* Work to do
Reproduce all entries precisely as they are written.

* Data to process
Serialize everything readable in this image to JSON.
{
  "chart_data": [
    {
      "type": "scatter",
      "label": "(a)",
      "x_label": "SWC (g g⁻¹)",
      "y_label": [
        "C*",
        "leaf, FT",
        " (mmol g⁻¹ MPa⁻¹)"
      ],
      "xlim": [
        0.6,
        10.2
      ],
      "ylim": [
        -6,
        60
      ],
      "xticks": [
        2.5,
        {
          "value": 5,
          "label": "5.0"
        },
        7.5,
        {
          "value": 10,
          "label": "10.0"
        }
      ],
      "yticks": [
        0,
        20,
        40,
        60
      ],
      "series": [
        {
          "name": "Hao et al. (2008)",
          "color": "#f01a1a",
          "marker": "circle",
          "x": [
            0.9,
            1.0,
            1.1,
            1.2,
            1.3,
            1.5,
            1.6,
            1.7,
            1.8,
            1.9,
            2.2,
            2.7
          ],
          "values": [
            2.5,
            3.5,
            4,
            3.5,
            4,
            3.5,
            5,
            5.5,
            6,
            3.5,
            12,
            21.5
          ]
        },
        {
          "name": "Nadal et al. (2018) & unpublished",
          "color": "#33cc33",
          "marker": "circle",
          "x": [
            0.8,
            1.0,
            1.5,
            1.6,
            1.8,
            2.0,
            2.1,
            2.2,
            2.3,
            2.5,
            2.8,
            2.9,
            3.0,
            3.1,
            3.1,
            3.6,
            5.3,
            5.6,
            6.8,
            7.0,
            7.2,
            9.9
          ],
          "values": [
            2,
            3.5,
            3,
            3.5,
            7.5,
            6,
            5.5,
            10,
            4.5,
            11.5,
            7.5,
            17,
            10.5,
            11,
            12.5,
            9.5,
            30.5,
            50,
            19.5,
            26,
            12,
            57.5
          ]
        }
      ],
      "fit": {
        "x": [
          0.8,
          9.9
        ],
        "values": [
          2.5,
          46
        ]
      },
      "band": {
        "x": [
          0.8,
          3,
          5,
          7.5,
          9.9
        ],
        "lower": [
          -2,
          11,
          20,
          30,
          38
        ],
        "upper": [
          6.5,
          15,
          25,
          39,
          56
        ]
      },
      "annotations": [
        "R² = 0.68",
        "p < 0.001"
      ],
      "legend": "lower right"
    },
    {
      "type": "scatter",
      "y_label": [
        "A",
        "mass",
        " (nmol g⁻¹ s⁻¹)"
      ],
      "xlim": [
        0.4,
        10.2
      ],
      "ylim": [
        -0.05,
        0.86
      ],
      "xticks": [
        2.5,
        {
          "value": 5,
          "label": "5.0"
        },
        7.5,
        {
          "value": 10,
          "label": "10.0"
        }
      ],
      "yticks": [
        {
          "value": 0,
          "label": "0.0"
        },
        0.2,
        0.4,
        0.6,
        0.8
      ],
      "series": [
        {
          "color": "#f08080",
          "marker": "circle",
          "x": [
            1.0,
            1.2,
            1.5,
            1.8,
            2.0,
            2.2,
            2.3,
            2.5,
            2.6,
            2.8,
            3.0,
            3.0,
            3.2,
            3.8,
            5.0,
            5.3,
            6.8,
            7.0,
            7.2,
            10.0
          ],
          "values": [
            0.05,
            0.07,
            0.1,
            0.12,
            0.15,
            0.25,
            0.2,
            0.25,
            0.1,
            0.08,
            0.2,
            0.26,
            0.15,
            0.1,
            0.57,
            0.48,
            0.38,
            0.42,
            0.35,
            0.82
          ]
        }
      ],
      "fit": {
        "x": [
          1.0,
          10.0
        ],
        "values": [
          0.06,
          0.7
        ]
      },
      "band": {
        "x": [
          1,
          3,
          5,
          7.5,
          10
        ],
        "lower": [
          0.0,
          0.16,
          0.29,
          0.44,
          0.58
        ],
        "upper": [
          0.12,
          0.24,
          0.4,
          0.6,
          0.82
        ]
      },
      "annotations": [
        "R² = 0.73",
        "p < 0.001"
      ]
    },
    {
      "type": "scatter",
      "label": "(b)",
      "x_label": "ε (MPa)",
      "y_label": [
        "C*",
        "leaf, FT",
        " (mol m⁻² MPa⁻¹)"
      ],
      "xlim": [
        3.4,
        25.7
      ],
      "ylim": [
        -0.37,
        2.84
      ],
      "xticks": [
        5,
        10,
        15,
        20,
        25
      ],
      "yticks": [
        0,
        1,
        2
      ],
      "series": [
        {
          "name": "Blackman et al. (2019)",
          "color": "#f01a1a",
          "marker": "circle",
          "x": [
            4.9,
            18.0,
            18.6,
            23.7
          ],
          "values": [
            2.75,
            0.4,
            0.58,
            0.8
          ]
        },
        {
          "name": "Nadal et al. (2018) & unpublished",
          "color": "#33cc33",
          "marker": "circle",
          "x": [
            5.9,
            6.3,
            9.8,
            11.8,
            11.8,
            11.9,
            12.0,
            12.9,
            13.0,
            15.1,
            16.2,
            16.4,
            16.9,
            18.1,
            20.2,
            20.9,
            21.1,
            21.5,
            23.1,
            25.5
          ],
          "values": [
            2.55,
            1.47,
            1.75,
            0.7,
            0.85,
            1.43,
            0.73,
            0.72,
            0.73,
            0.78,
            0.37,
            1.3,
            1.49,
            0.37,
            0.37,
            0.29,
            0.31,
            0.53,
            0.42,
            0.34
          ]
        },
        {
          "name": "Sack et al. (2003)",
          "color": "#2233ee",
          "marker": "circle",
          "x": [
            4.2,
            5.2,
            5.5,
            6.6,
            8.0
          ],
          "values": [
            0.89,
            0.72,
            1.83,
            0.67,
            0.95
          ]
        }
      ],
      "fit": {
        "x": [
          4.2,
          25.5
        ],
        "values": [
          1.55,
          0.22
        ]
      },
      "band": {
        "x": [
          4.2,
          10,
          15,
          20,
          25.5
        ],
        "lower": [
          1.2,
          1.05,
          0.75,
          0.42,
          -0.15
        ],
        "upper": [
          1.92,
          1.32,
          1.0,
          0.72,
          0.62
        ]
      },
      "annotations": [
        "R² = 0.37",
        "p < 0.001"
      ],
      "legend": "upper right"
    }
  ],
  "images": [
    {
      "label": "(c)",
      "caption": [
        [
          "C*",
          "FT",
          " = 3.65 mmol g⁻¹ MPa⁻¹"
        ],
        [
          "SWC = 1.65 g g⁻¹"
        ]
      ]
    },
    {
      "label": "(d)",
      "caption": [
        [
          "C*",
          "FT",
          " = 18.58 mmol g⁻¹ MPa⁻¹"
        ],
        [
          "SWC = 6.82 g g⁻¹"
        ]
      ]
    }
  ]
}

* Complete output
Serialize everything readable in this image to JSON.
{
  "chart_data": [
    {
      "type": "scatter",
      "label": "(a)",
      "x_label": "SWC (g g⁻¹)",
      "y_label": [
        "C*",
        "leaf, FT",
        " (mmol g⁻¹ MPa⁻¹)"
      ],
      "xlim": [
        0.6,
        10.2
      ],
      "ylim": [
        -6,
        60
      ],
      "xticks": [
        2.5,
        {
          "value": 5,
          "label": "5.0"
        },
        7.5,
        {
          "value": 10,
          "label": "10.0"
        }
      ],
      "yticks": [
        0,
        20,
        40,
        60
      ],
      "series": [
        {
          "name": "Hao et al. (2008)",
          "color": "#f01a1a",
          "marker": "circle",
          "x": [
            0.9,
            1.0,
            1.1,
            1.2,
            1.3,
            1.5,
            1.6,
            1.7,
            1.8,
            1.9,
            2.2,
            2.7
          ],
          "values": [
            2.5,
            3.5,
            4,
            3.5,
            4,
            3.5,
            5,
            5.5,
            6,
            3.5,
            12,
            21.5
          ]
        },
        {
          "name": "Nadal et al. (2018) & unpublished",
          "color": "#33cc33",
          "marker": "circle",
          "x": [
            0.8,
            1.0,
            1.5,
            1.6,
            1.8,
            2.0,
            2.1,
            2.2,
            2.3,
            2.5,
            2.8,
            2.9,
            3.0,
            3.1,
            3.1,
            3.6,
            5.3,
            5.6,
            6.8,
            7.0,
            7.2,
            9.9
          ],
          "values": [
            2,
            3.5,
            3,
            3.5,
            7.5,
            6,
            5.5,
            10,
            4.5,
            11.5,
            7.5,
            17,
            10.5,
            11,
            12.5,
            9.5,
            30.5,
            50,
            19.5,
            26,
            12,
            57.5
          ]
        }
      ],
      "fit": {
        "x": [
          0.8,
          9.9
        ],
        "values": [
          2.5,
          46
        ]
      },
      "band": {
        "x": [
          0.8,
          3,
          5,
          7.5,
          9.9
        ],
        "lower": [
          -2,
          11,
          20,
          30,
          38
        ],
        "upper": [
          6.5,
          15,
          25,
          39,
          56
        ]
      },
      "annotations": [
        "R² = 0.68",
        "p < 0.001"
      ],
      "legend": "lower right"
    },
    {
      "type": "scatter",
      "y_label": [
        "A",
        "mass",
        " (nmol g⁻¹ s⁻¹)"
      ],
      "xlim": [
        0.4,
        10.2
      ],
      "ylim": [
        -0.05,
        0.86
      ],
      "xticks": [
        2.5,
        {
          "value": 5,
          "label": "5.0"
        },
        7.5,
        {
          "value": 10,
          "label": "10.0"
        }
      ],
      "yticks": [
        {
          "value": 0,
          "label": "0.0"
        },
        0.2,
        0.4,
        0.6,
        0.8
      ],
      "series": [
        {
          "color": "#f08080",
          "marker": "circle",
          "x": [
            1.0,
            1.2,
            1.5,
            1.8,
            2.0,
            2.2,
            2.3,
            2.5,
            2.6,
            2.8,
            3.0,
            3.0,
            3.2,
            3.8,
            5.0,
            5.3,
            6.8,
            7.0,
            7.2,
            10.0
          ],
          "values": [
            0.05,
            0.07,
            0.1,
            0.12,
            0.15,
            0.25,
            0.2,
            0.25,
            0.1,
            0.08,
            0.2,
            0.26,
            0.15,
            0.1,
            0.57,
            0.48,
            0.38,
            0.42,
            0.35,
            0.82
          ]
        }
      ],
      "fit": {
        "x": [
          1.0,
          10.0
        ],
        "values": [
          0.06,
          0.7
        ]
      },
      "band": {
        "x": [
          1,
          3,
          5,
          7.5,
          10
        ],
        "lower": [
          0.0,
          0.16,
          0.29,
          0.44,
          0.58
        ],
        "upper": [
          0.12,
          0.24,
          0.4,
          0.6,
          0.82
        ]
      },
      "annotations": [
        "R² = 0.73",
        "p < 0.001"
      ]
    },
    {
      "type": "scatter",
      "label": "(b)",
      "x_label": "ε (MPa)",
      "y_label": [
        "C*",
        "leaf, FT",
        " (mol m⁻² MPa⁻¹)"
      ],
      "xlim": [
        3.4,
        25.7
      ],
      "ylim": [
        -0.37,
        2.84
      ],
      "xticks": [
        5,
        10,
        15,
        20,
        25
      ],
      "yticks": [
        0,
        1,
        2
      ],
      "series": [
        {
          "name": "Blackman et al. (2019)",
          "color": "#f01a1a",
          "marker": "circle",
          "x": [
            4.9,
            18.0,
            18.6,
            23.7
          ],
          "values": [
            2.75,
            0.4,
            0.58,
            0.8
          ]
        },
        {
          "name": "Nadal et al. (2018) & unpublished",
          "color": "#33cc33",
          "marker": "circle",
          "x": [
            5.9,
            6.3,
            9.8,
            11.8,
            11.8,
            11.9,
            12.0,
            12.9,
            13.0,
            15.1,
            16.2,
            16.4,
            16.9,
            18.1,
            20.2,
            20.9,
            21.1,
            21.5,
            23.1,
            25.5
          ],
          "values": [
            2.55,
            1.47,
            1.75,
            0.7,
            0.85,
            1.43,
            0.73,
            0.72,
            0.73,
            0.78,
            0.37,
            1.3,
            1.49,
            0.37,
            0.37,
            0.29,
            0.31,
            0.53,
            0.42,
            0.34
          ]
        },
        {
          "name": "Sack et al. (2003)",
          "color": "#2233ee",
          "marker": "circle",
          "x": [
            4.2,
            5.2,
            5.5,
            6.6,
            8.0
          ],
          "values": [
            0.89,
            0.72,
            1.83,
            0.67,
            0.95
          ]
        }
      ],
      "fit": {
        "x": [
          4.2,
          25.5
        ],
        "values": [
          1.55,
          0.22
        ]
      },
      "band": {
        "x": [
          4.2,
          10,
          15,
          20,
          25.5
        ],
        "lower": [
          1.2,
          1.05,
          0.75,
          0.42,
          -0.15
        ],
        "upper": [
          1.92,
          1.32,
          1.0,
          0.72,
          0.62
        ]
      },
      "annotations": [
        "R² = 0.37",
        "p < 0.001"
      ],
      "legend": "upper right"
    }
  ],
  "images": [
    {
      "label": "(c)",
      "caption": [
        [
          "C*",
          "FT",
          " = 3.65 mmol g⁻¹ MPa⁻¹"
        ],
        [
          "SWC = 1.65 g g⁻¹"
        ]
      ]
    },
    {
      "label": "(d)",
      "caption": [
        [
          "C*",
          "FT",
          " = 18.58 mmol g⁻¹ MPa⁻¹"
        ],
        [
          "SWC = 6.82 g g⁻¹"
        ]
      ]
    }
  ]
}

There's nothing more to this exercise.